Task prompt:
Without the images, print all the entries below exactly as given.
· · · · · · ·
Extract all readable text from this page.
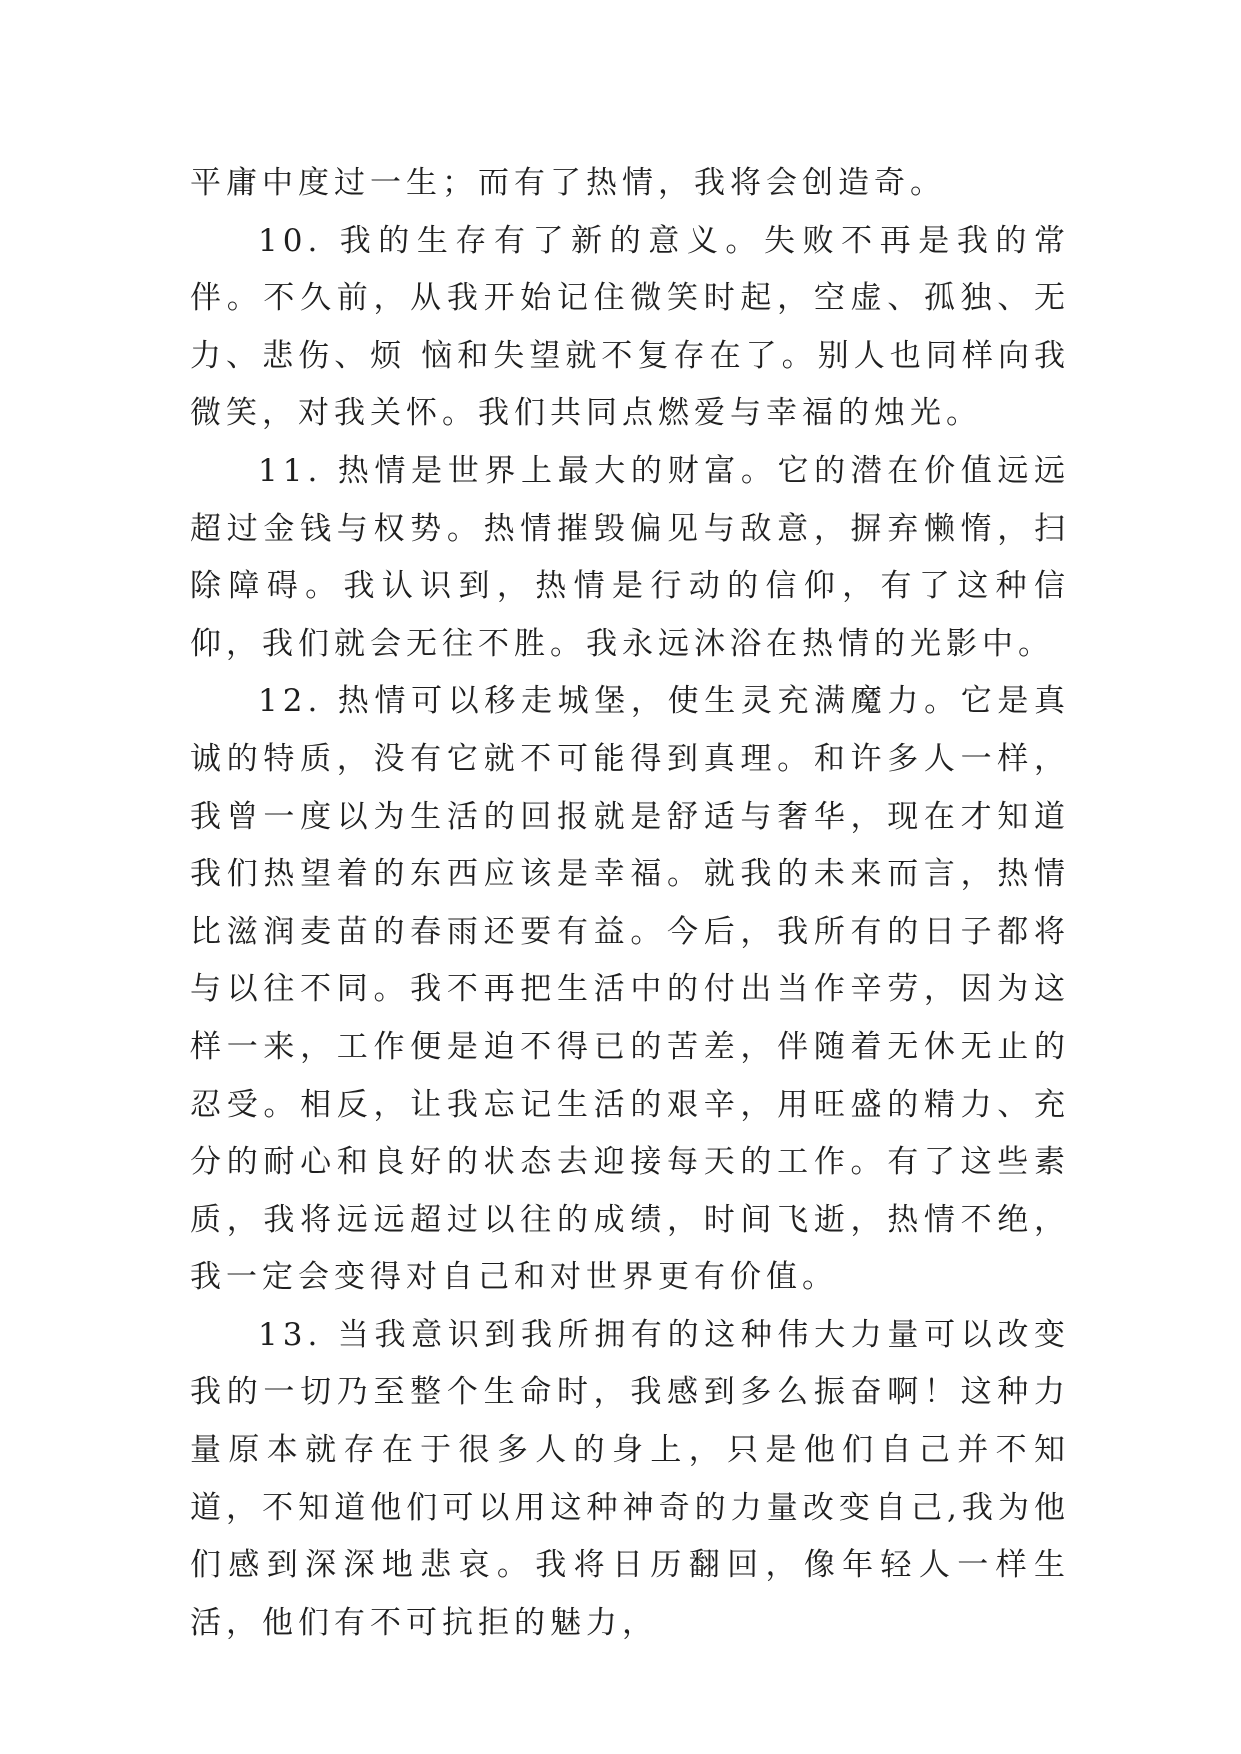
平庸中度过一生；而有了热情，我将会创造奇。

10. 我的生存有了新的意义。失败不再是我的常伴。不久前，从我开始记住微笑时起，空虚、孤独、无力、悲伤、烦 恼和失望就不复存在了。别人也同样向我微笑，对我关怀。我们共同点燃爱与幸福的烛光。

11. 热情是世界上最大的财富。它的潜在价值远远超过金钱与权势。热情摧毁偏见与敌意，摒弃懒惰，扫除障碍。我认识到，热情是行动的信仰，有了这种信仰，我们就会无往不胜。我永远沐浴在热情的光影中。

12. 热情可以移走城堡，使生灵充满魔力。它是真诚的特质，没有它就不可能得到真理。和许多人一样，我曾一度以为生活的回报就是舒适与奢华，现在才知道我们热望着的东西应该是幸福。就我的未来而言，热情比滋润麦苗的春雨还要有益。今后，我所有的日子都将与以往不同。我不再把生活中的付出当作辛劳，因为这样一来，工作便是迫不得已的苦差，伴随着无休无止的忍受。相反，让我忘记生活的艰辛，用旺盛的精力、充分的耐心和良好的状态去迎接每天的工作。有了这些素质，我将远远超过以往的成绩，时间飞逝，热情不绝，我一定会变得对自己和对世界更有价值。

13. 当我意识到我所拥有的这种伟大力量可以改变我的一切乃至整个生命时，我感到多么振奋啊！这种力量原本就存在于很多人的身上，只是他们自己并不知道，不知道他们可以用这种神奇的力量改变自己,我为他们感到深深地悲哀。我将日历翻回，像年轻人一样生活，他们有不可抗拒的魅力，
· · · · · · ·
Result for this exercise:
Extract all readable text from this page.
平庸中度过一生；而有了热情，我将会创造奇。

10. 我的生存有了新的意义。失败不再是我的常伴。不久前，从我开始记住微笑时起，空虚、孤独、无力、悲伤、烦 恼和失望就不复存在了。别人也同样向我微笑，对我关怀。我们共同点燃爱与幸福的烛光。

11. 热情是世界上最大的财富。它的潜在价值远远超过金钱与权势。热情摧毁偏见与敌意，摒弃懒惰，扫除障碍。我认识到，热情是行动的信仰，有了这种信仰，我们就会无往不胜。我永远沐浴在热情的光影中。

12. 热情可以移走城堡，使生灵充满魔力。它是真诚的特质，没有它就不可能得到真理。和许多人一样，我曾一度以为生活的回报就是舒适与奢华，现在才知道我们热望着的东西应该是幸福。就我的未来而言，热情比滋润麦苗的春雨还要有益。今后，我所有的日子都将与以往不同。我不再把生活中的付出当作辛劳，因为这样一来，工作便是迫不得已的苦差，伴随着无休无止的忍受。相反，让我忘记生活的艰辛，用旺盛的精力、充分的耐心和良好的状态去迎接每天的工作。有了这些素质，我将远远超过以往的成绩，时间飞逝，热情不绝，我一定会变得对自己和对世界更有价值。

13. 当我意识到我所拥有的这种伟大力量可以改变我的一切乃至整个生命时，我感到多么振奋啊！这种力量原本就存在于很多人的身上，只是他们自己并不知道，不知道他们可以用这种神奇的力量改变自己,我为他们感到深深地悲哀。我将日历翻回，像年轻人一样生活，他们有不可抗拒的魅力，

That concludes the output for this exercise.